-- Start of AVAILABLE RECORDS --

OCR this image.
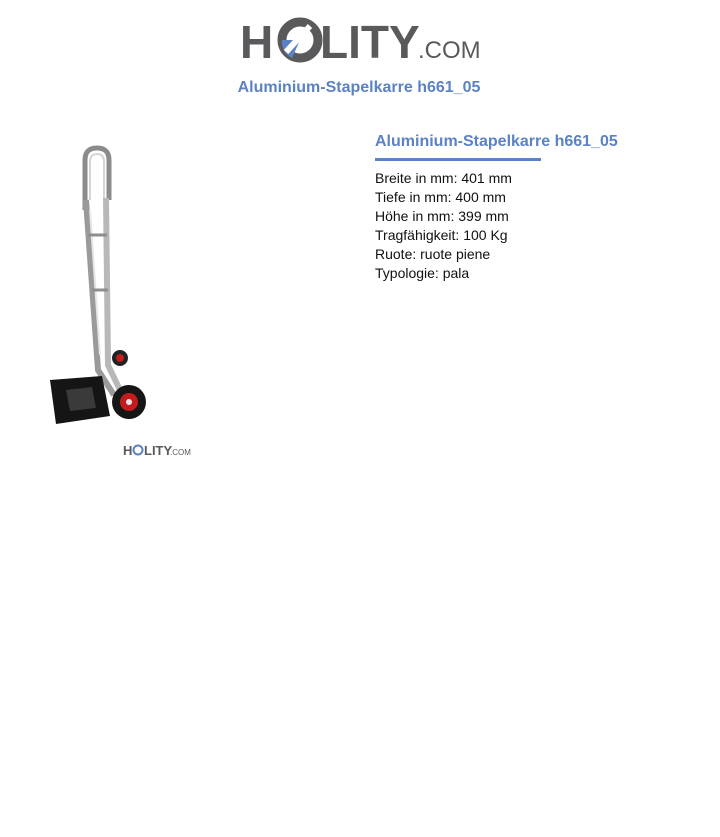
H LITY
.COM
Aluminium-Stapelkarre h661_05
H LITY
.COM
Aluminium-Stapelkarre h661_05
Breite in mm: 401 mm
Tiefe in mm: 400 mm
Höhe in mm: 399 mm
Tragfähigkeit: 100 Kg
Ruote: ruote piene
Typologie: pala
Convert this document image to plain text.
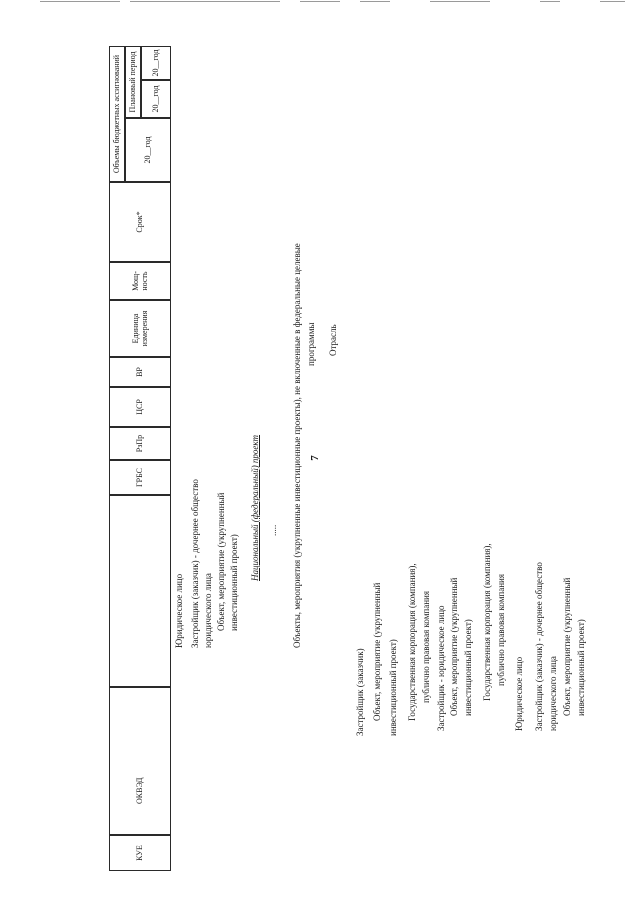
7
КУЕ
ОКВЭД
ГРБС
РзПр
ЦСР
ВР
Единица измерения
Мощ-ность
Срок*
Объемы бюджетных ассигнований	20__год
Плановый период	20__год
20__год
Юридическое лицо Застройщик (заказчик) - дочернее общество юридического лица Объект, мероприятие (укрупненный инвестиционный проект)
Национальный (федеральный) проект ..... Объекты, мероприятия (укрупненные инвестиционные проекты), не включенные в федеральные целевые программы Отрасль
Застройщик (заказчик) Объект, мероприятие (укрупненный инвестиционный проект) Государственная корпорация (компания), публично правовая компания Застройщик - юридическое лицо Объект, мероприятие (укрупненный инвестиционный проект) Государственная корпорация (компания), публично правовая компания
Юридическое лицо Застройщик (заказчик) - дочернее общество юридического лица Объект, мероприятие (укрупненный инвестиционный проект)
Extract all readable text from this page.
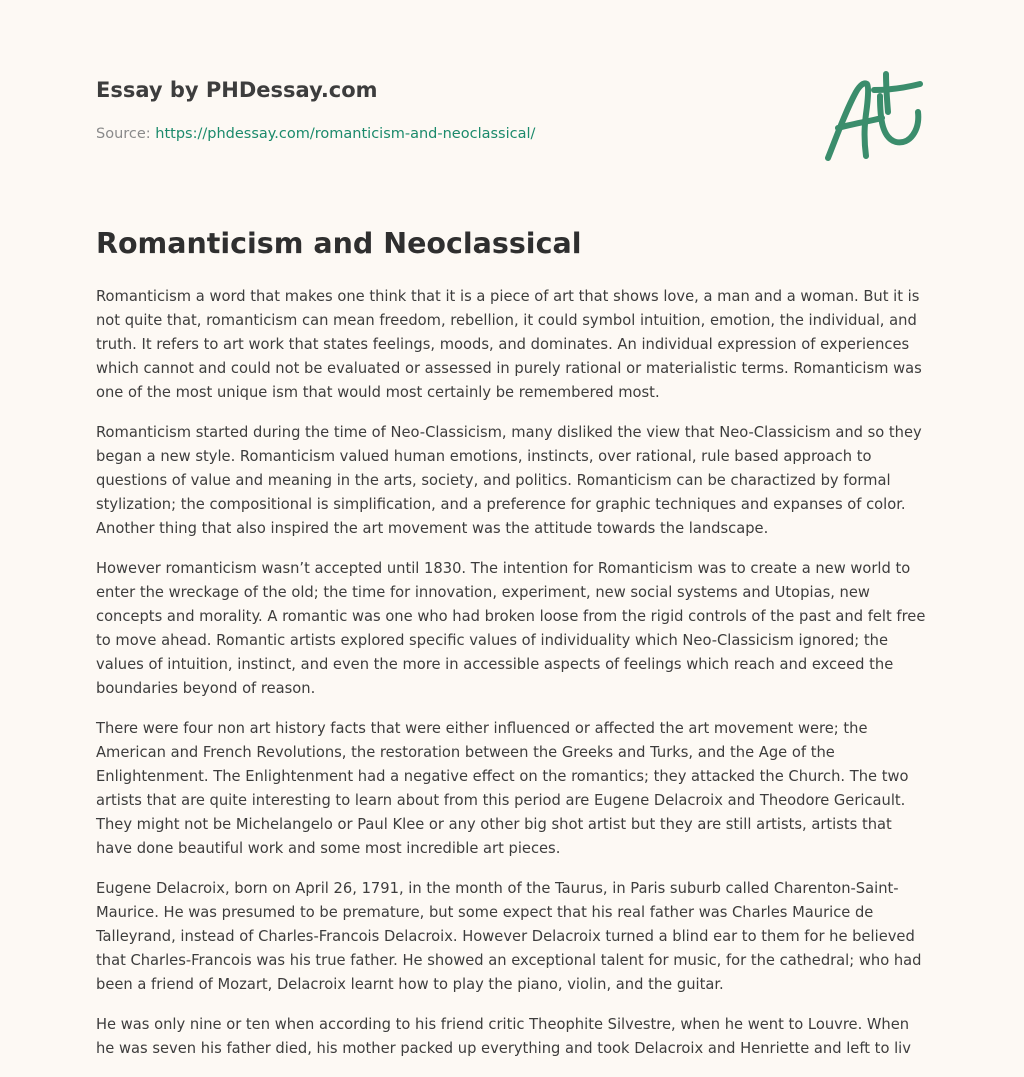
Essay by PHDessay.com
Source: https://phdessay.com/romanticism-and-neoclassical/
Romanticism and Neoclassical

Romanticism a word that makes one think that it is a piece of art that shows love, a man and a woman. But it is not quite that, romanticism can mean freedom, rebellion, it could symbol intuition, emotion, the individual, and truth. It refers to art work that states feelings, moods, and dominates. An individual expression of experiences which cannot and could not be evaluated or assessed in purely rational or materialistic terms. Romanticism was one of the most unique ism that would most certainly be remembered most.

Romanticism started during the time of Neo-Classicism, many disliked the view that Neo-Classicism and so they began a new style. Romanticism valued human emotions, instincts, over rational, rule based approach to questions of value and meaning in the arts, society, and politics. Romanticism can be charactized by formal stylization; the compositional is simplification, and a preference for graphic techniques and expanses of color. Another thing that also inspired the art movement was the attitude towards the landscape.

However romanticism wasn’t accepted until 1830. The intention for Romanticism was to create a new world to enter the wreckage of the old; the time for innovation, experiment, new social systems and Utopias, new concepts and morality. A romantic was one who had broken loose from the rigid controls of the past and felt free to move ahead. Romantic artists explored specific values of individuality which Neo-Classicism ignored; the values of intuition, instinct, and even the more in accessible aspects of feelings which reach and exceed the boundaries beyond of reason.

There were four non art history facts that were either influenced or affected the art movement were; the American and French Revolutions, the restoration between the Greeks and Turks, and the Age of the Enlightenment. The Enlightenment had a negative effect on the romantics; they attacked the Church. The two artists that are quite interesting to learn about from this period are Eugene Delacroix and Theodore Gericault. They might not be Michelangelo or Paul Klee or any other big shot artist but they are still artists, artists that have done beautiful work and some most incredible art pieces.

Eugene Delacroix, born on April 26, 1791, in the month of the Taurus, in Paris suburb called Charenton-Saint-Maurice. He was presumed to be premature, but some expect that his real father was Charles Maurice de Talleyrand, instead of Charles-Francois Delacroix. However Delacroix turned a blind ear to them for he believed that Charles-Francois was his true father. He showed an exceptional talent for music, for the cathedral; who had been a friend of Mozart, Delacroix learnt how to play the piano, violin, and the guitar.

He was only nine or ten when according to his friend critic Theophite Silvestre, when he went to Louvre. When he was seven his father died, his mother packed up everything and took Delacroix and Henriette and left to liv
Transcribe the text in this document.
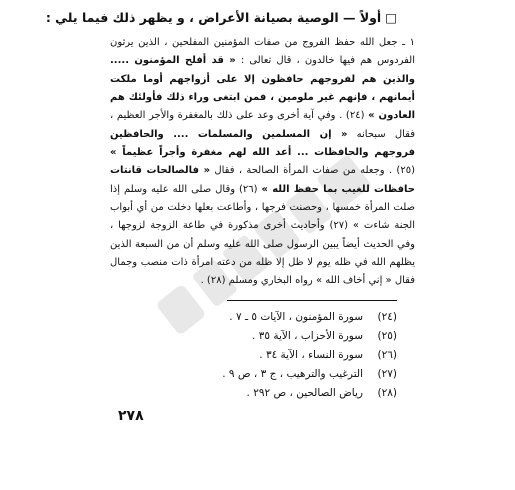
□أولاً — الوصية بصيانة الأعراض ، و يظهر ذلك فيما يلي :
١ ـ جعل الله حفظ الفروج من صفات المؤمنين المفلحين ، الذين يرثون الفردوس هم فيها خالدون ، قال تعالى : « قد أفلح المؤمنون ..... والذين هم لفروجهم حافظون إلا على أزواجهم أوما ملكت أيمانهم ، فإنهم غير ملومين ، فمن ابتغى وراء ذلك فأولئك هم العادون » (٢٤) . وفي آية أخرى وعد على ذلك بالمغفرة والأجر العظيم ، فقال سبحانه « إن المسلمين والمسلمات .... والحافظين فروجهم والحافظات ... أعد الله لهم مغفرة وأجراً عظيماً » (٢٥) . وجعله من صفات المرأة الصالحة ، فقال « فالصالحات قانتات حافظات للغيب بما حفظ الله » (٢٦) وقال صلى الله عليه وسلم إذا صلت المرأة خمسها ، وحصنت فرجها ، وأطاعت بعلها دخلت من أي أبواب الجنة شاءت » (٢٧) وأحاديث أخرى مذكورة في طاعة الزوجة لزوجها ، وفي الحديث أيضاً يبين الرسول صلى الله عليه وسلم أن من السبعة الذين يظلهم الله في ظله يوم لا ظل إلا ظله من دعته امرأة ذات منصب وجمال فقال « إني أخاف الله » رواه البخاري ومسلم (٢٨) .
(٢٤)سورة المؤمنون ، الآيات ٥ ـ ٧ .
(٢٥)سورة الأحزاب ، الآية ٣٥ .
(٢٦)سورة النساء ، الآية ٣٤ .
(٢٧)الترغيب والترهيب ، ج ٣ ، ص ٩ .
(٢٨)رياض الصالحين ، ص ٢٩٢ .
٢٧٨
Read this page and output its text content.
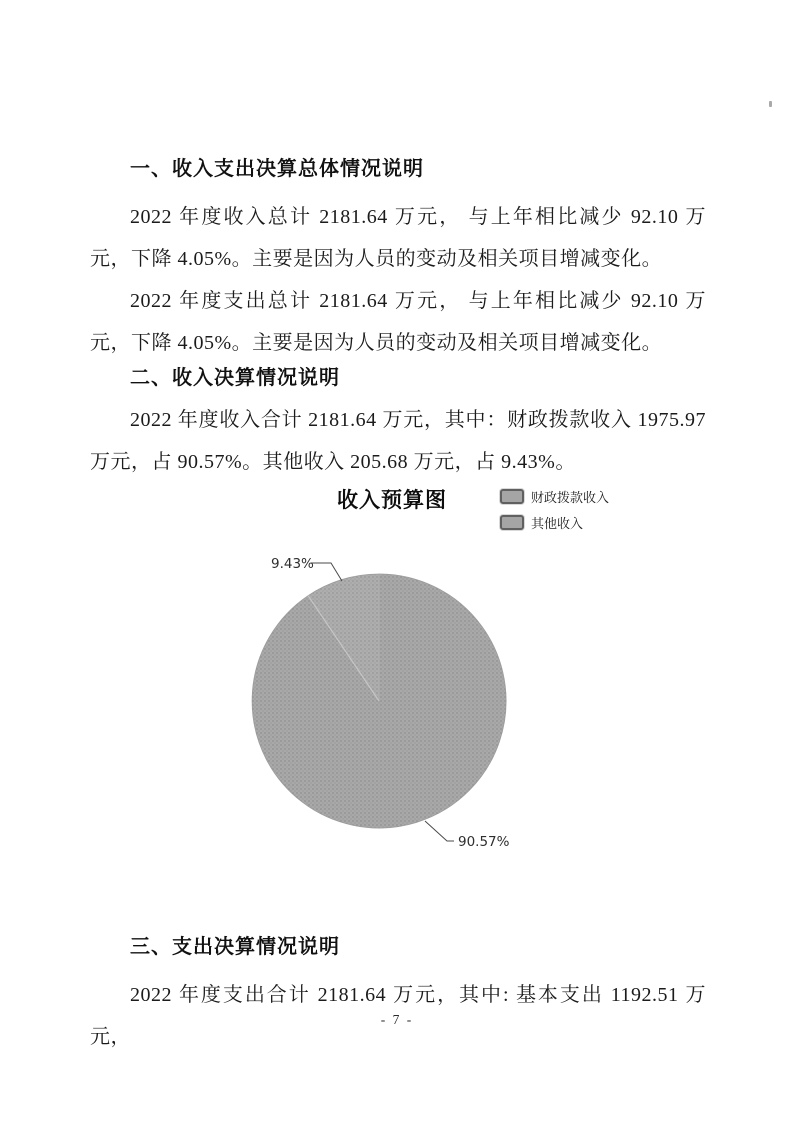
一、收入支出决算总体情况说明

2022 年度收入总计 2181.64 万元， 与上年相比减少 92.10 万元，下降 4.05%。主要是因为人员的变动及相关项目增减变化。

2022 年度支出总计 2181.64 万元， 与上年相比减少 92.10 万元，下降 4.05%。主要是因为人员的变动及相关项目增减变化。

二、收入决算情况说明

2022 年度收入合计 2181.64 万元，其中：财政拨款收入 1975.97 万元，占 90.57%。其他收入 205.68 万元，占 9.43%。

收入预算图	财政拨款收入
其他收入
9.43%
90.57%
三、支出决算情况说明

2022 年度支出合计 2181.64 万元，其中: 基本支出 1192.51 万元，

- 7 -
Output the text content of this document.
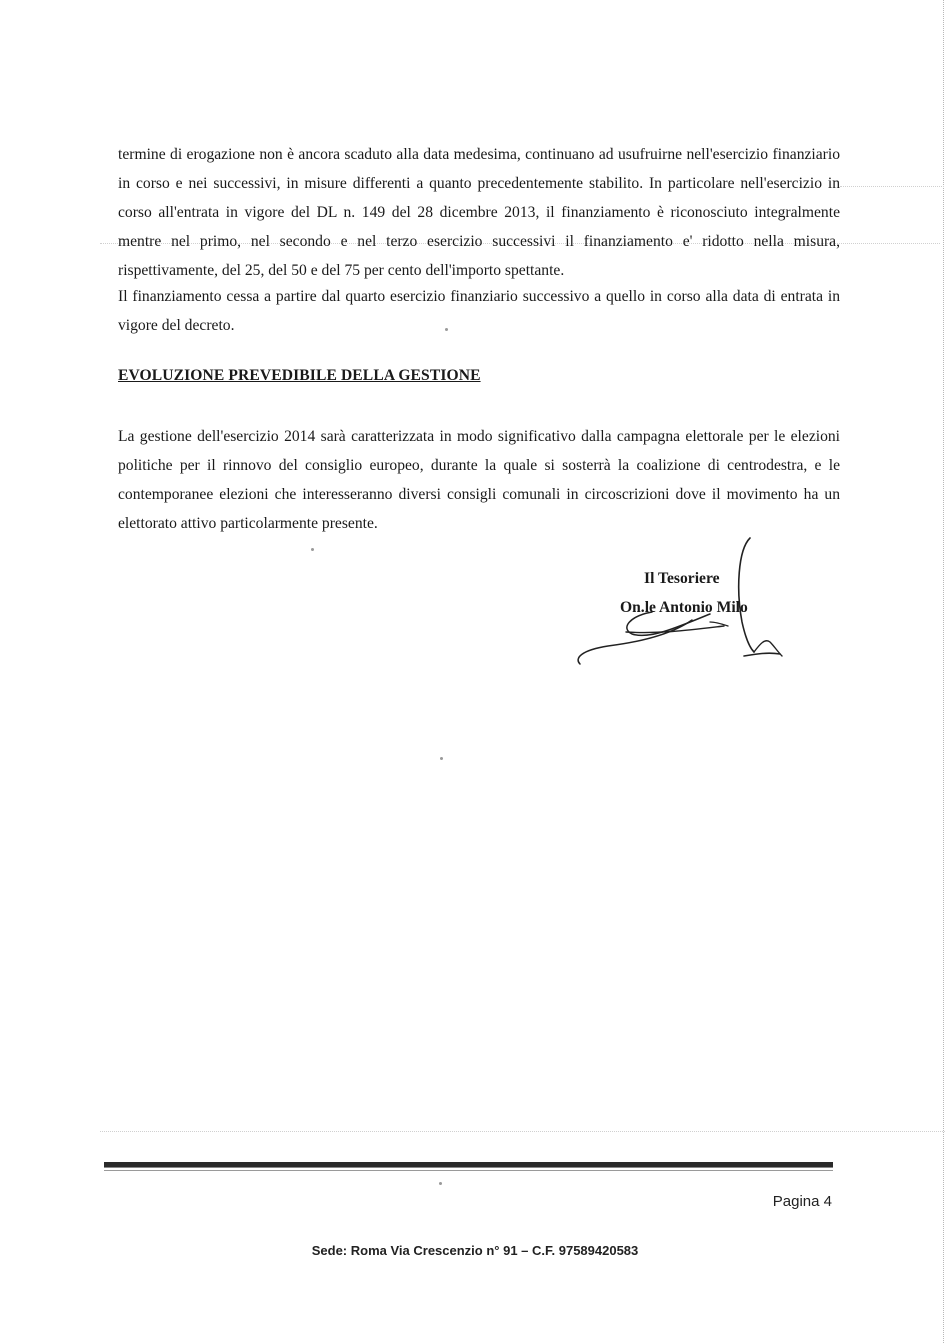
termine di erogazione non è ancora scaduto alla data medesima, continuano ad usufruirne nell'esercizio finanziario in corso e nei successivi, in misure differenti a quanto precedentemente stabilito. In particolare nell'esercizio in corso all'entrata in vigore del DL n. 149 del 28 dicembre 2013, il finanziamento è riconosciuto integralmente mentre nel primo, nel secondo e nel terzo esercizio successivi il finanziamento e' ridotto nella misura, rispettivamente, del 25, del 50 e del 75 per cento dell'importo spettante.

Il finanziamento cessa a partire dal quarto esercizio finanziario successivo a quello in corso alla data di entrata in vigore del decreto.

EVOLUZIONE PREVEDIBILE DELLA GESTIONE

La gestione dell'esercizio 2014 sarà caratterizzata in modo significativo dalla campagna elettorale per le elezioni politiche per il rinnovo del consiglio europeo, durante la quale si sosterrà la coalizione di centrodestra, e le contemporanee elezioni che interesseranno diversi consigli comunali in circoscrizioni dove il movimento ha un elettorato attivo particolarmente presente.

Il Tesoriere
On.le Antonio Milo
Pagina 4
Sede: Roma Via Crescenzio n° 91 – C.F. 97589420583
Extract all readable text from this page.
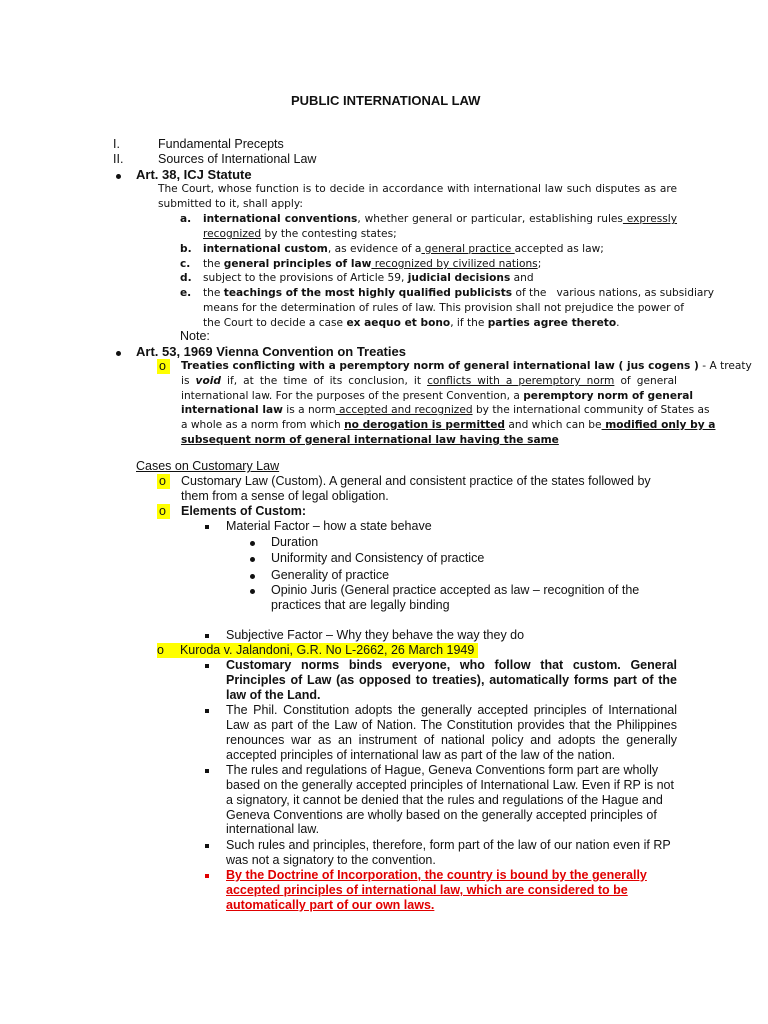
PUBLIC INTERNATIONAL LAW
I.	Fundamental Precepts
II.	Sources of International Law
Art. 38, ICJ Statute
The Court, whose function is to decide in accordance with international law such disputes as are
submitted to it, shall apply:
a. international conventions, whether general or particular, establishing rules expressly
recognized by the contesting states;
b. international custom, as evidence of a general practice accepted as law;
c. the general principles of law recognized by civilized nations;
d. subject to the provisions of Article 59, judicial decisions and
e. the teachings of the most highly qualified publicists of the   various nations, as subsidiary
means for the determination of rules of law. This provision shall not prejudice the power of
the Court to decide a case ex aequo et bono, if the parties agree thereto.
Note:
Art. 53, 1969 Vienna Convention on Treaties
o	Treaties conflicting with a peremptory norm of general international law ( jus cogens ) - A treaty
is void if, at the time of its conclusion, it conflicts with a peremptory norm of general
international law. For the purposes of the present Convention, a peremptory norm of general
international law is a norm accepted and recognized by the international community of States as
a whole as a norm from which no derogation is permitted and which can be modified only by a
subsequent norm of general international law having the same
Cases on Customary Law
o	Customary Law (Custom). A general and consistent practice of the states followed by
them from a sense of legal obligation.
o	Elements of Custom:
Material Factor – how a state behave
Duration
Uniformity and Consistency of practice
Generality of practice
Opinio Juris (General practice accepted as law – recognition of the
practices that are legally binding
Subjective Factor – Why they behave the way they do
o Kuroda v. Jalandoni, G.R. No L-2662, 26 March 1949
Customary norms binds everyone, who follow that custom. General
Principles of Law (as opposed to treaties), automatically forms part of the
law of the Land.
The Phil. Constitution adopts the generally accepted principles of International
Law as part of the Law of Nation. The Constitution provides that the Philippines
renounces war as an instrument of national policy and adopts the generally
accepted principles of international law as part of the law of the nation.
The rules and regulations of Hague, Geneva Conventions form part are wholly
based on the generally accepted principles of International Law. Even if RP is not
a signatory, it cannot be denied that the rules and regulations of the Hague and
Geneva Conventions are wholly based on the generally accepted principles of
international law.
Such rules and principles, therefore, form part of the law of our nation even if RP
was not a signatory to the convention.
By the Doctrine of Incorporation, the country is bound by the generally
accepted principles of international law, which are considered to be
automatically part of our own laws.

-- End of AVAILABLE RECORDS --

* DIRECTIONS FOR THIS TASK
Search the entries for the string "movement" and collect each line that has it.

* RESULT BELOW
Romanticism started during the time of Neo-Classicism, many disliked the view that Neo-Classicism and so they began a new style. Romanticism valued human emotions, instincts, over rational, rule based approach to questions of value and meaning in the arts, society, and politics. Romanticism can be charactized by formal stylization; the compositional is simplification, and a preference for graphic techniques and expanses of color. Another thing that also inspired the art movement was the attitude towards the landscape.
There were four non art history facts that were either influenced or affected the art movement were; the American and French Revolutions, the restoration between the Greeks and Turks, and the Age of the Enlightenment. The Enlightenment had a negative effect on the romantics; they attacked the Church. The two artists that are quite interesting to learn about from this period are Eugene Delacroix and Theodore Gericault. They might not be Michelangelo or Paul Klee or any other big shot artist but they are still artists, artists that have done beautiful work and some most incredible art pieces.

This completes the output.